— Begin ENTRIES SUPPLIED —

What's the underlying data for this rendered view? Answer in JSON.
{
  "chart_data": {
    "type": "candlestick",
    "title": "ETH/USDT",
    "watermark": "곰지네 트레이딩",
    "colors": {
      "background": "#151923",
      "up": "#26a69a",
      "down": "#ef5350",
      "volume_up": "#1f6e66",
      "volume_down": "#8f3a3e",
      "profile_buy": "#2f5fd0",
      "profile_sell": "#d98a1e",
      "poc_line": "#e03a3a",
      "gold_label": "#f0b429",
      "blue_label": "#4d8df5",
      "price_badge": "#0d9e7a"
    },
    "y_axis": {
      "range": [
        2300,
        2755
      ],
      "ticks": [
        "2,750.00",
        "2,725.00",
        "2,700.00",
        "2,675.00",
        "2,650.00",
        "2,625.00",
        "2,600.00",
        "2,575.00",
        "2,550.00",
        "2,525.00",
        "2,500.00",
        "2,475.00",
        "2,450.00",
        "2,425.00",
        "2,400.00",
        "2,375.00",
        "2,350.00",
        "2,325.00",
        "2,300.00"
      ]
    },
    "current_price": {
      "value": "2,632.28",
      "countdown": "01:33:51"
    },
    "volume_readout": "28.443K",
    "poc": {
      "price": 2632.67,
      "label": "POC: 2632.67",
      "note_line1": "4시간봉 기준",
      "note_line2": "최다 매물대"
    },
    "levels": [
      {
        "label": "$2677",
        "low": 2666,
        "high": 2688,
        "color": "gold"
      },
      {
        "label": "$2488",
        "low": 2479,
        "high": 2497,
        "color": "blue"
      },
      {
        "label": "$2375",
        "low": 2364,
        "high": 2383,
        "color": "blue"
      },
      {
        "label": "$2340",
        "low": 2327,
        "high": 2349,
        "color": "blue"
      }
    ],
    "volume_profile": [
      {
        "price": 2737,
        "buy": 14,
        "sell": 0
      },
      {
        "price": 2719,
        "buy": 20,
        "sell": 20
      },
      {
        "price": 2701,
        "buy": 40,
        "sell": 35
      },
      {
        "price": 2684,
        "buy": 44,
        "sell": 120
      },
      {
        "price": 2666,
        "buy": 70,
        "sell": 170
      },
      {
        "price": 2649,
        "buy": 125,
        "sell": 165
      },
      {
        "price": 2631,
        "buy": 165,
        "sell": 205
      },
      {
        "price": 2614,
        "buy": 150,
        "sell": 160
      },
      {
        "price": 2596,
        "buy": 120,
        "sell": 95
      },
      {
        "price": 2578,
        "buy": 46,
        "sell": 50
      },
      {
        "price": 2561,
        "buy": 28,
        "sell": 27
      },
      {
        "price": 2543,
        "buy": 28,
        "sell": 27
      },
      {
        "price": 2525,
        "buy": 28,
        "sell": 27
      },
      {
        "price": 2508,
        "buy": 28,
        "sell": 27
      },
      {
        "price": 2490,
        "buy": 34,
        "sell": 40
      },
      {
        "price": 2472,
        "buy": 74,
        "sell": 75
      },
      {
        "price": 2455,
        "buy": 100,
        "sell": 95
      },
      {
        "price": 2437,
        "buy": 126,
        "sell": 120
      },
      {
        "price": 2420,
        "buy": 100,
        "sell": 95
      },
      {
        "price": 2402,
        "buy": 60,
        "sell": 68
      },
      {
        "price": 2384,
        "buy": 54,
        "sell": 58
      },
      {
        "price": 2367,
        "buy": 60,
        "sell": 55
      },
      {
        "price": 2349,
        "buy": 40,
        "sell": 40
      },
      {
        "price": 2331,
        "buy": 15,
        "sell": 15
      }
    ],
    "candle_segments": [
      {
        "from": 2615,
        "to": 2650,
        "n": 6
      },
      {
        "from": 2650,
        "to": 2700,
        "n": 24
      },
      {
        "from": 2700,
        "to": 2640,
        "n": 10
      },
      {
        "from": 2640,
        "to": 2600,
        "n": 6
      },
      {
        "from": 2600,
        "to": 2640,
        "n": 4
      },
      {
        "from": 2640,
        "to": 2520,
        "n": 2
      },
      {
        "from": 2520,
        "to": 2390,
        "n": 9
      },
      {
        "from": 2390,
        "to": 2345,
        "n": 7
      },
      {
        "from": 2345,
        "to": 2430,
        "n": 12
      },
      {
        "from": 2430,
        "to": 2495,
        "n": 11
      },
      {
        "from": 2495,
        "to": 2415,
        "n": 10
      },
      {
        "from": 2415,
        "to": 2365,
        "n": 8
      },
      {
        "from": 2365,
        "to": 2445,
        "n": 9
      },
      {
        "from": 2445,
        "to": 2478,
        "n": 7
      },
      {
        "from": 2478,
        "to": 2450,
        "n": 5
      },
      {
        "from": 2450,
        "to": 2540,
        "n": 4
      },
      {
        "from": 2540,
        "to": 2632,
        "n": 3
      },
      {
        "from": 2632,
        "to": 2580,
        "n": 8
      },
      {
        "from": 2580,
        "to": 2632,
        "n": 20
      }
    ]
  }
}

— End ENTRIES SUPPLIED —
— Begin ENTRIES SUPPLIED —

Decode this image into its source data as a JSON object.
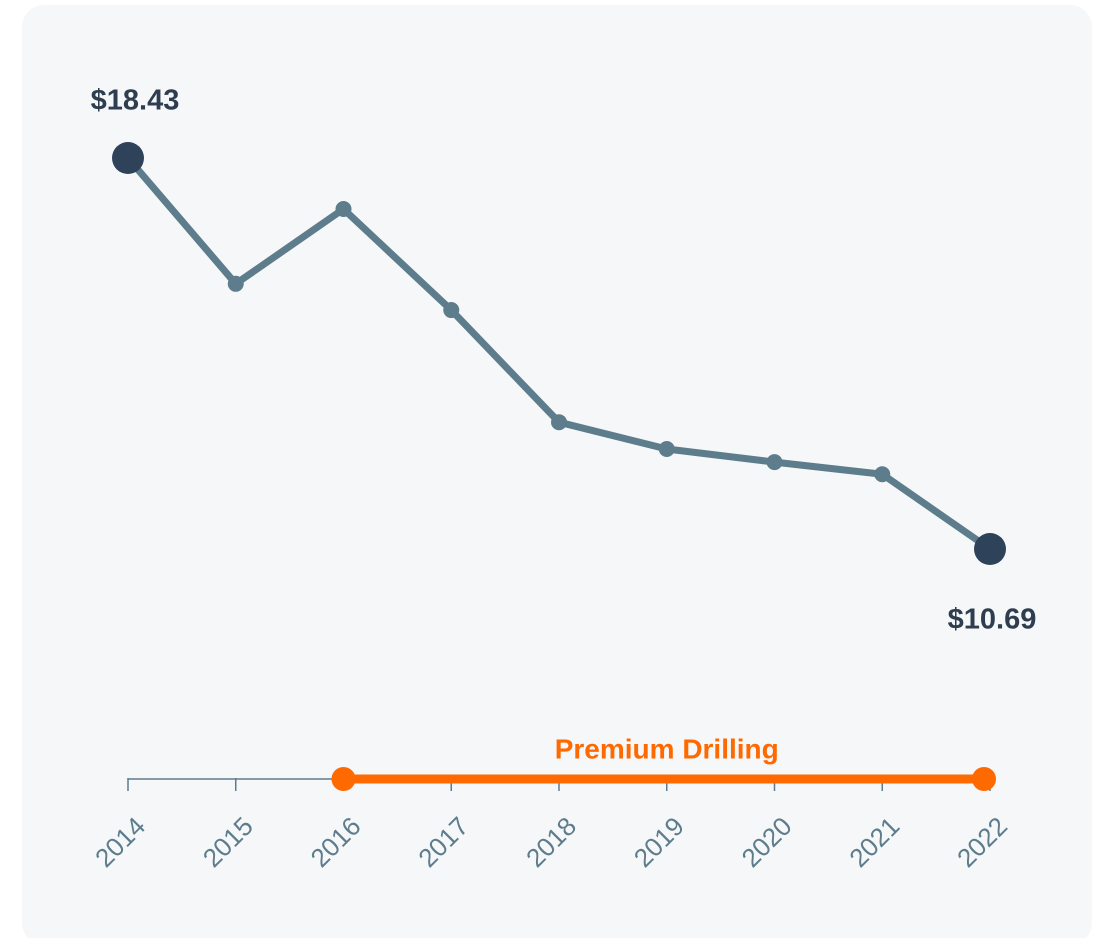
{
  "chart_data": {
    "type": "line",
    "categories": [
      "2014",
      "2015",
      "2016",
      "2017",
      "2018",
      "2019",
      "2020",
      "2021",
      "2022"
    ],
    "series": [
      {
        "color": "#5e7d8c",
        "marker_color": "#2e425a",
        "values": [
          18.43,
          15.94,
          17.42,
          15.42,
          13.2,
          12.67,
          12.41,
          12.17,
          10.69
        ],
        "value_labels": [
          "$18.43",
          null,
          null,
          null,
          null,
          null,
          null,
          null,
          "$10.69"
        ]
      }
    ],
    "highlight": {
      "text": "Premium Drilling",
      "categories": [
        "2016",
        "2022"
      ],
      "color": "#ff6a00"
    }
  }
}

— End ENTRIES SUPPLIED —
— Begin ENTRIES SUPPLIED —

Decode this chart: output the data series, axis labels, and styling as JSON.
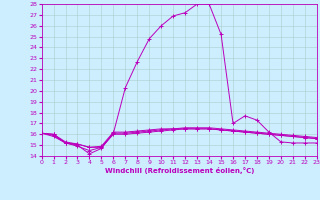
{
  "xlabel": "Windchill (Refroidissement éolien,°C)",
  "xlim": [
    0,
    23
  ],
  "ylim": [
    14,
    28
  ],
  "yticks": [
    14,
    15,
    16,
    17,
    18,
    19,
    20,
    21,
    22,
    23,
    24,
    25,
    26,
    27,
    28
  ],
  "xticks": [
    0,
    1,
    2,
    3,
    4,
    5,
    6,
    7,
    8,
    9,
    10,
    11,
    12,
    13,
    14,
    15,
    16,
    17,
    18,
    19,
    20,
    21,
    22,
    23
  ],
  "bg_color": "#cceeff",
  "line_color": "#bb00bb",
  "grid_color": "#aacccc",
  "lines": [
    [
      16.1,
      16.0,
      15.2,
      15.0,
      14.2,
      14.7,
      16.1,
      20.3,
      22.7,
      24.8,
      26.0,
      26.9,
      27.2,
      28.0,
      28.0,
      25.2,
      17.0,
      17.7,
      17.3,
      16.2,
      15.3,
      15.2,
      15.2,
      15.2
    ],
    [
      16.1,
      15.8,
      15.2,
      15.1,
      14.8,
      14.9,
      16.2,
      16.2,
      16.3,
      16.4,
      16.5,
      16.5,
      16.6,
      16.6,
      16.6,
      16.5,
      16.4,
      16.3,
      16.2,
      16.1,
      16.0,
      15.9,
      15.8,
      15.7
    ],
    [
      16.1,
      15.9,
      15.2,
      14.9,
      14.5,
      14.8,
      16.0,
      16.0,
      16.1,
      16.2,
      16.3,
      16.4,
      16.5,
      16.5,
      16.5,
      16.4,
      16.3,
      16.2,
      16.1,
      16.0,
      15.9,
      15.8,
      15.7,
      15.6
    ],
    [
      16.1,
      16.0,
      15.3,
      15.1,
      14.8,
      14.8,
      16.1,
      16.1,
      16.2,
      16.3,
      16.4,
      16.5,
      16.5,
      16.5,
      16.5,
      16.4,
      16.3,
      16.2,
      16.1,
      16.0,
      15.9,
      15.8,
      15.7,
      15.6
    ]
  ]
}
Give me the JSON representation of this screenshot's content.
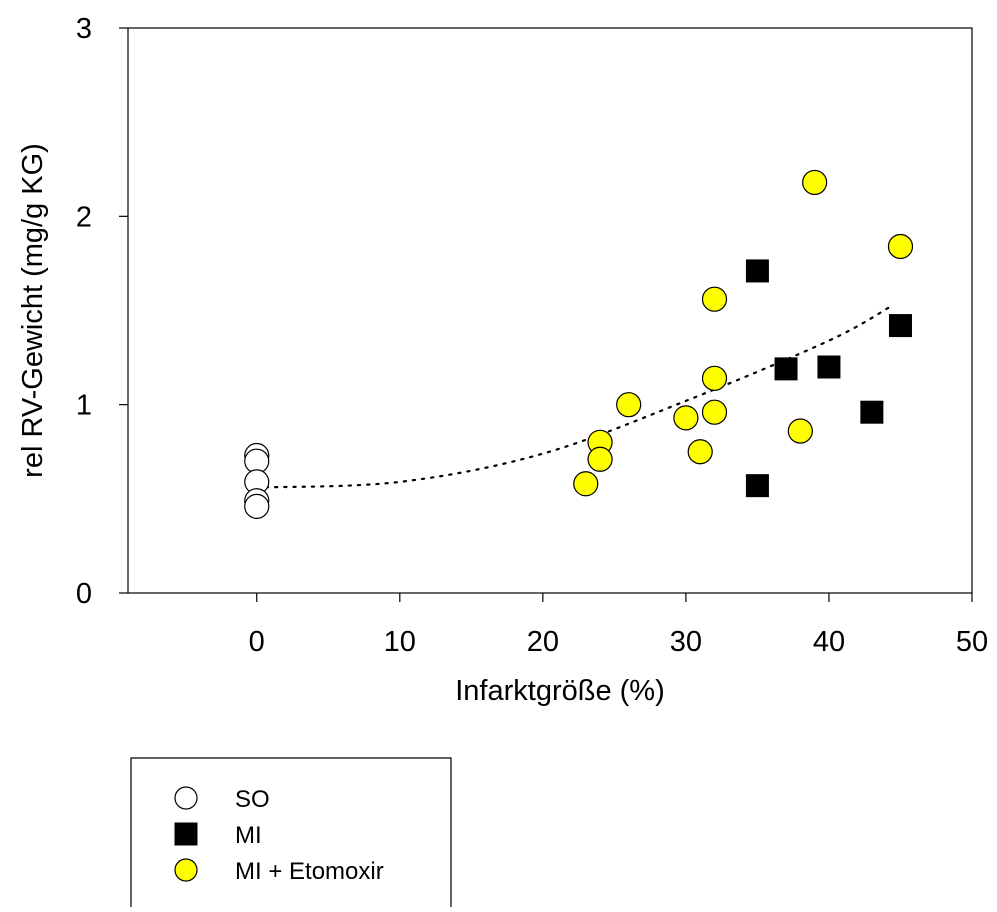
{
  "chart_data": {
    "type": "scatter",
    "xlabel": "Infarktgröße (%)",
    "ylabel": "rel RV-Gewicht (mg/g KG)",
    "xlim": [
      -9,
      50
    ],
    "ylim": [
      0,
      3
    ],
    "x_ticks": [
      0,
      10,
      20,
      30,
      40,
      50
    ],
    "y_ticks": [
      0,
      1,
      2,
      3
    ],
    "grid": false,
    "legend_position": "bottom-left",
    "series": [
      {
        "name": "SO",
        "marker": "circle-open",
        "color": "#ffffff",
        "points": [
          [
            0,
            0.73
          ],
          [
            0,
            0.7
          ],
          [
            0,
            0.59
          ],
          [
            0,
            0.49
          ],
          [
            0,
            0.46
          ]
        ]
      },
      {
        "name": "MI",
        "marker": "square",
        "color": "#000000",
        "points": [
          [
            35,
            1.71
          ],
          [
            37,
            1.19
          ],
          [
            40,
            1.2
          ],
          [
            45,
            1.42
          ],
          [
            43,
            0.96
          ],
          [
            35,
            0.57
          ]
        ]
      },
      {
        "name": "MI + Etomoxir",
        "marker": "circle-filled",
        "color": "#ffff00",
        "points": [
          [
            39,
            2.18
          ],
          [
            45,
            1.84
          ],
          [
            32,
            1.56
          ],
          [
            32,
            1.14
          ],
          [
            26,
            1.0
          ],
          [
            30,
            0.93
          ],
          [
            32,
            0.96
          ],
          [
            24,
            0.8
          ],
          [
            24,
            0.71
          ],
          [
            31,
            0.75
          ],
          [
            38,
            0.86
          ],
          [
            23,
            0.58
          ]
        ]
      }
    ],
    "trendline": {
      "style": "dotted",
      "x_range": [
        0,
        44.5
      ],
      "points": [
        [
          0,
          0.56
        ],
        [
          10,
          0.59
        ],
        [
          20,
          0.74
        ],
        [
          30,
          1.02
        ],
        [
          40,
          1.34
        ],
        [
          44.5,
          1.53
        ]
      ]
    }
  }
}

— End ENTRIES SUPPLIED —

> _TASK GOAL_
Copy out all lines where the word "circle" appears.

> _REPLY_
        "marker": "circle-open",
        "marker": "circle-filled",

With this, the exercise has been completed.